---------- Material ----------

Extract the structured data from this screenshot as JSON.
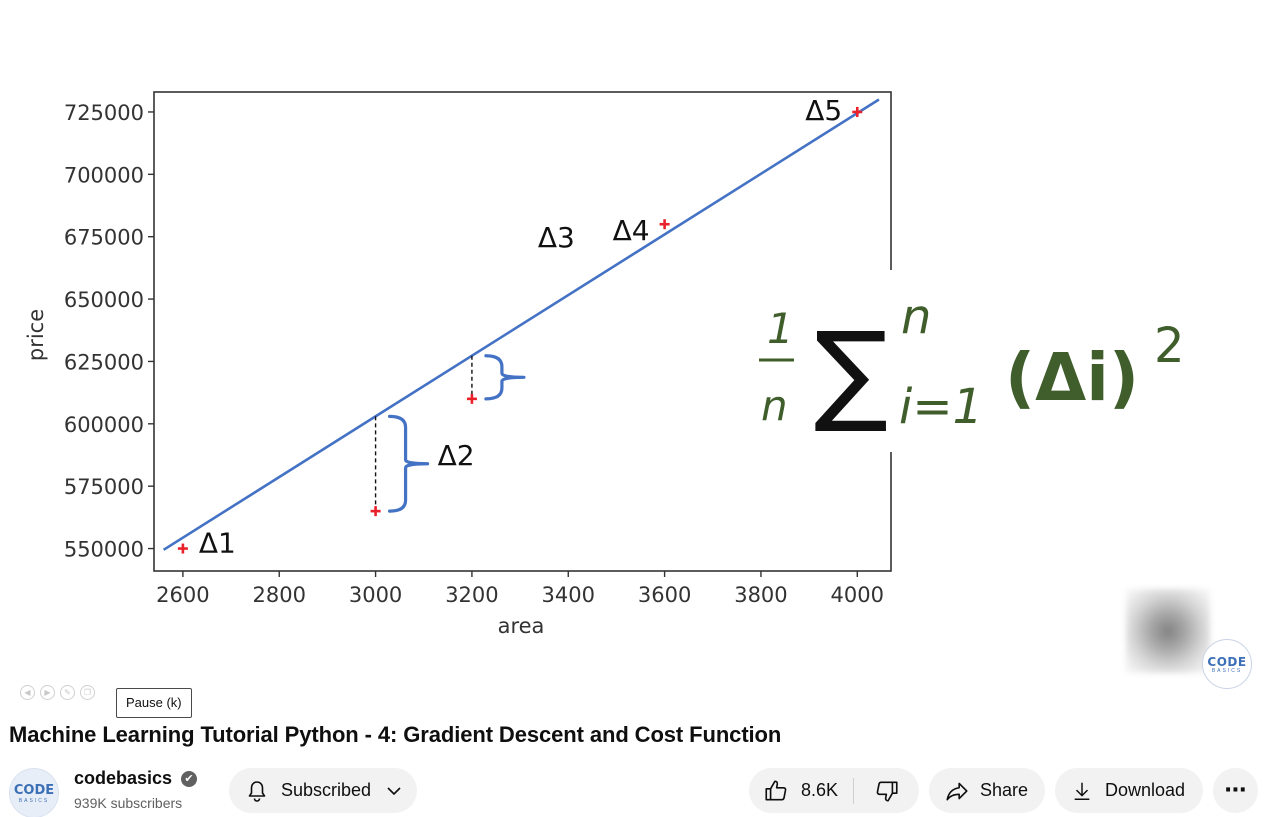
{
  "video": {
    "title": "Machine Learning Tutorial Python - 4: Gradient Descent and Cost Function",
    "tooltip": "Pause (k)"
  },
  "slide": {
    "formula": {
      "numerator": "1",
      "denominator": "n",
      "sum_symbol": "∑",
      "upper": "n",
      "lower": "i=1",
      "term": "(Δi)",
      "power": "2"
    },
    "brand_logo": {
      "line1": "CODE",
      "line2": "BASICS"
    },
    "formula_color": "#3f5e2b",
    "line_color": "#4472c4",
    "point_color": "#e8212b",
    "chart_data": {
      "type": "scatter",
      "title": "",
      "xlabel": "area",
      "ylabel": "price",
      "xlim": [
        2540,
        4070
      ],
      "ylim": [
        541000,
        733000
      ],
      "xticks": [
        2600,
        2800,
        3000,
        3200,
        3400,
        3600,
        3800,
        4000
      ],
      "yticks": [
        550000,
        575000,
        600000,
        625000,
        650000,
        675000,
        700000,
        725000
      ],
      "points": [
        {
          "x": 2600,
          "y": 550000
        },
        {
          "x": 3000,
          "y": 565000
        },
        {
          "x": 3200,
          "y": 610000
        },
        {
          "x": 3600,
          "y": 680000
        },
        {
          "x": 4000,
          "y": 725000
        }
      ],
      "fit_line": [
        {
          "x": 2560,
          "y": 549500
        },
        {
          "x": 4045,
          "y": 730000
        }
      ],
      "annotations": [
        {
          "label": "Δ1",
          "point": 0
        },
        {
          "label": "Δ2",
          "point": 1
        },
        {
          "label": "Δ3",
          "point": 2
        },
        {
          "label": "Δ4",
          "point": 3
        },
        {
          "label": "Δ5",
          "point": 4
        }
      ]
    }
  },
  "channel": {
    "name": "codebasics",
    "verified_icon": "✔",
    "subscribers": "939K subscribers",
    "avatar": {
      "line1": "CODE",
      "line2": "BASICS"
    }
  },
  "actions": {
    "subscribe_label": "Subscribed",
    "like_count": "8.6K",
    "share_label": "Share",
    "download_label": "Download",
    "more_icon": "⋯"
  }
}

----------

Problem requirements: Identify the lines in the entries that hold "title" and return each one.

Result:
    "title": "Machine Learning Tutorial Python - 4: Gradient Descent and Cost Function",
      "title": "",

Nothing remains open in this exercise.